## INFORMATION SUPPLIED
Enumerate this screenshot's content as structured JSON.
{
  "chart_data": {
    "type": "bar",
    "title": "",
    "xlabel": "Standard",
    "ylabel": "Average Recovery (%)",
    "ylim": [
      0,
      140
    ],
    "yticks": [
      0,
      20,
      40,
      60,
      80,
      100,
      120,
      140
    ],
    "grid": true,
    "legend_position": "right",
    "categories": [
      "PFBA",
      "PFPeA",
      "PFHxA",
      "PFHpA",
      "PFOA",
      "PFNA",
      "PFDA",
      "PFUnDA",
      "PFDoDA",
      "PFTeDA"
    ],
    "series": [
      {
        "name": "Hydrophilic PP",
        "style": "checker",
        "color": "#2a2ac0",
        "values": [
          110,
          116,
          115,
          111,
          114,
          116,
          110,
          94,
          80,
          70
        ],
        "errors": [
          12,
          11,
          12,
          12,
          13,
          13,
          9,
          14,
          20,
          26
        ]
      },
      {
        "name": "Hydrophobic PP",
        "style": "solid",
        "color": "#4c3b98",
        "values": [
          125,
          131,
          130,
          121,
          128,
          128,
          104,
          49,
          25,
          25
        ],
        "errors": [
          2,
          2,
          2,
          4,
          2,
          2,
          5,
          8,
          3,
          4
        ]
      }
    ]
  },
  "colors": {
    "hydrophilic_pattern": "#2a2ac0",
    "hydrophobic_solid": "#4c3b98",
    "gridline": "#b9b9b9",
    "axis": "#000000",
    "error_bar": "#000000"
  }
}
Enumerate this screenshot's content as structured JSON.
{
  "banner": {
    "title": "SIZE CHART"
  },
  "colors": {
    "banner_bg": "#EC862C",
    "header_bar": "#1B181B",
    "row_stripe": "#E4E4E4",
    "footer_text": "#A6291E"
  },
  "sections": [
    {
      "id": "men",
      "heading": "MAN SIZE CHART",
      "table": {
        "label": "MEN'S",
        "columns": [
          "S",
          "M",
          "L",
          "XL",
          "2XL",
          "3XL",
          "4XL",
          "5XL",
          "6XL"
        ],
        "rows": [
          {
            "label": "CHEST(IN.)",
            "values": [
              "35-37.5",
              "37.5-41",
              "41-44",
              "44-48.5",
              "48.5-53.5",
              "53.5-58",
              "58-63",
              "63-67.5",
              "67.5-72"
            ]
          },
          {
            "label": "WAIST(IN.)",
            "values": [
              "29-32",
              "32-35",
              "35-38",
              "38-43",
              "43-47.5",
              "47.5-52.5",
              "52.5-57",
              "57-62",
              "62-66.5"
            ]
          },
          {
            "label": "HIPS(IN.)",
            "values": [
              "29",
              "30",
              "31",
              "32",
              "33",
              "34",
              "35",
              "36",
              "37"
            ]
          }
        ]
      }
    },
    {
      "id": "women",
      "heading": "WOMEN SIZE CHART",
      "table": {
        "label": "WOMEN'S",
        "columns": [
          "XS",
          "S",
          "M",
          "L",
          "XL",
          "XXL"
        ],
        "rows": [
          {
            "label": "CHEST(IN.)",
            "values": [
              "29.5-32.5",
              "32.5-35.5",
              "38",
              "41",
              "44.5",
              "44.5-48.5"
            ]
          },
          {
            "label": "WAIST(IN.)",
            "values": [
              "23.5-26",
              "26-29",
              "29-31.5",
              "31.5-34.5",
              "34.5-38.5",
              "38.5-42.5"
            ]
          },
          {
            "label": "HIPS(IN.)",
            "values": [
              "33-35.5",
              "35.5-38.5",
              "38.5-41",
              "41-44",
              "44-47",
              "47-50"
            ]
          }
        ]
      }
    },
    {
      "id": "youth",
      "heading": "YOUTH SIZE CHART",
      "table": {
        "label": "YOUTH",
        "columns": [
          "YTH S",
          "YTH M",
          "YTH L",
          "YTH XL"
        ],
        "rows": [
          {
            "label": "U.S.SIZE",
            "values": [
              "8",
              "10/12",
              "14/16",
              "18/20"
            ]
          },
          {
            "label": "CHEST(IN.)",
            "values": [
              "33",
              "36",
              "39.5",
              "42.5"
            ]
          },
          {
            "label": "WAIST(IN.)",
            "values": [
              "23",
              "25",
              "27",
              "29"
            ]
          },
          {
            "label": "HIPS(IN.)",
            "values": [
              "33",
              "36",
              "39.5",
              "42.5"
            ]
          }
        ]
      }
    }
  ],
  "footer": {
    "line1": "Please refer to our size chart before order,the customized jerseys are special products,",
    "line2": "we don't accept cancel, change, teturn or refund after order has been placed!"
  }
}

## WHAT TO WORK ON
Copy all of the data exactly.

## TASK ANSWER
Enumerate this screenshot's content as structured JSON.
{
  "chart_data": {
    "type": "bar",
    "title": "",
    "xlabel": "Standard",
    "ylabel": "Average Recovery (%)",
    "ylim": [
      0,
      140
    ],
    "yticks": [
      0,
      20,
      40,
      60,
      80,
      100,
      120,
      140
    ],
    "grid": true,
    "legend_position": "right",
    "categories": [
      "PFBA",
      "PFPeA",
      "PFHxA",
      "PFHpA",
      "PFOA",
      "PFNA",
      "PFDA",
      "PFUnDA",
      "PFDoDA",
      "PFTeDA"
    ],
    "series": [
      {
        "name": "Hydrophilic PP",
        "style": "checker",
        "color": "#2a2ac0",
        "values": [
          110,
          116,
          115,
          111,
          114,
          116,
          110,
          94,
          80,
          70
        ],
        "errors": [
          12,
          11,
          12,
          12,
          13,
          13,
          9,
          14,
          20,
          26
        ]
      },
      {
        "name": "Hydrophobic PP",
        "style": "solid",
        "color": "#4c3b98",
        "values": [
          125,
          131,
          130,
          121,
          128,
          128,
          104,
          49,
          25,
          25
        ],
        "errors": [
          2,
          2,
          2,
          4,
          2,
          2,
          5,
          8,
          3,
          4
        ]
      }
    ]
  },
  "colors": {
    "hydrophilic_pattern": "#2a2ac0",
    "hydrophobic_solid": "#4c3b98",
    "gridline": "#b9b9b9",
    "axis": "#000000",
    "error_bar": "#000000"
  }
}
Enumerate this screenshot's content as structured JSON.
{
  "banner": {
    "title": "SIZE CHART"
  },
  "colors": {
    "banner_bg": "#EC862C",
    "header_bar": "#1B181B",
    "row_stripe": "#E4E4E4",
    "footer_text": "#A6291E"
  },
  "sections": [
    {
      "id": "men",
      "heading": "MAN SIZE CHART",
      "table": {
        "label": "MEN'S",
        "columns": [
          "S",
          "M",
          "L",
          "XL",
          "2XL",
          "3XL",
          "4XL",
          "5XL",
          "6XL"
        ],
        "rows": [
          {
            "label": "CHEST(IN.)",
            "values": [
              "35-37.5",
              "37.5-41",
              "41-44",
              "44-48.5",
              "48.5-53.5",
              "53.5-58",
              "58-63",
              "63-67.5",
              "67.5-72"
            ]
          },
          {
            "label": "WAIST(IN.)",
            "values": [
              "29-32",
              "32-35",
              "35-38",
              "38-43",
              "43-47.5",
              "47.5-52.5",
              "52.5-57",
              "57-62",
              "62-66.5"
            ]
          },
          {
            "label": "HIPS(IN.)",
            "values": [
              "29",
              "30",
              "31",
              "32",
              "33",
              "34",
              "35",
              "36",
              "37"
            ]
          }
        ]
      }
    },
    {
      "id": "women",
      "heading": "WOMEN SIZE CHART",
      "table": {
        "label": "WOMEN'S",
        "columns": [
          "XS",
          "S",
          "M",
          "L",
          "XL",
          "XXL"
        ],
        "rows": [
          {
            "label": "CHEST(IN.)",
            "values": [
              "29.5-32.5",
              "32.5-35.5",
              "38",
              "41",
              "44.5",
              "44.5-48.5"
            ]
          },
          {
            "label": "WAIST(IN.)",
            "values": [
              "23.5-26",
              "26-29",
              "29-31.5",
              "31.5-34.5",
              "34.5-38.5",
              "38.5-42.5"
            ]
          },
          {
            "label": "HIPS(IN.)",
            "values": [
              "33-35.5",
              "35.5-38.5",
              "38.5-41",
              "41-44",
              "44-47",
              "47-50"
            ]
          }
        ]
      }
    },
    {
      "id": "youth",
      "heading": "YOUTH SIZE CHART",
      "table": {
        "label": "YOUTH",
        "columns": [
          "YTH S",
          "YTH M",
          "YTH L",
          "YTH XL"
        ],
        "rows": [
          {
            "label": "U.S.SIZE",
            "values": [
              "8",
              "10/12",
              "14/16",
              "18/20"
            ]
          },
          {
            "label": "CHEST(IN.)",
            "values": [
              "33",
              "36",
              "39.5",
              "42.5"
            ]
          },
          {
            "label": "WAIST(IN.)",
            "values": [
              "23",
              "25",
              "27",
              "29"
            ]
          },
          {
            "label": "HIPS(IN.)",
            "values": [
              "33",
              "36",
              "39.5",
              "42.5"
            ]
          }
        ]
      }
    }
  ],
  "footer": {
    "line1": "Please refer to our size chart before order,the customized jerseys are special products,",
    "line2": "we don't accept cancel, change, teturn or refund after order has been placed!"
  }
}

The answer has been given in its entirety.